Problem 1: From the post on ease of use versus discoverability, reproduce word for word the passage that begins at the words "But many products" and stops after the words "that mean, anyway?".
Problem 2: In the post on ease of use versus discoverability, which menu item is described as easy to discover but very tedious to use?

--- start of Selected excerpt ---

Friday, July 23, 2004

Software Design: Ease of Use vs. Discoverability

Almost every product you pick up, whether it's a hot glue gun or a $1000 impossibly complex piece of software, says this on it somewhere: "Easy to Use!"

But many products aren't so easy to use, as we all know. So this term has almost lost its meaning, like "intuitive" or "all natural". So what do you say about your product if it truly is easy to use? And what does that mean, anyway?

I want to make a distinction between ease of use, and ease of learning or discoverability.

Here's a simple example in software products: drag and drop. It may be easy to use, but how the heck do you discover that certain areas of certain windows can have things dropped on them? And just what kinds of things can you drop on them? The inverse of this is the File/Open menu item, which brings up an open panel in which you hunt around your hard drive in a tiny little modal window. That functionality is easy to discover (it's right there in the menu) but very tedious to use, particularly if you have a lot of files, in different places.

Another example is the use of styles in programs like InDesign and Word. They're really easy to figure out what they're supposed to do, and really hard to use. The problems range from scope (what in the heck will change when you click Apply) to the tedium of repeatedly selecting text then going back to the palette to click the style. NeXT Computer innovated in this area, it's now in many MacOS X apps, and still nobody has noticed: "Copy Style" and "Paste Style". You can load up the style you want to use and then, with one hand, select text; with the other, you "Paste Style" with the menu key equivalent. It's amazingly efficient and easy to accomplish. Why isn't this idea all over the place, in every product? Or Adobe Illustrator's "Transform Again" menu commmand. Brilliant.

--- end of Selected excerpt ---
--- start of Source excerpt ---

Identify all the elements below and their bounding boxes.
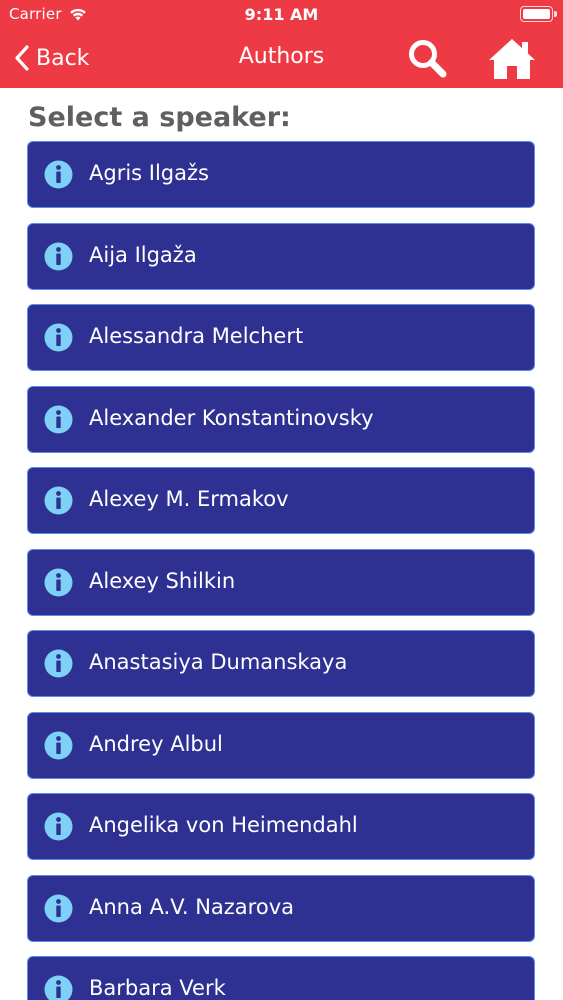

--- end of Source excerpt ---

Task output 1:
But many products aren't so easy to use, as we all know. So this term has almost lost its meaning, like "intuitive" or "all natural". So what do you say about your product if it truly is easy to use? And what does that mean, anyway?

Task output 2: The File/Open menu item.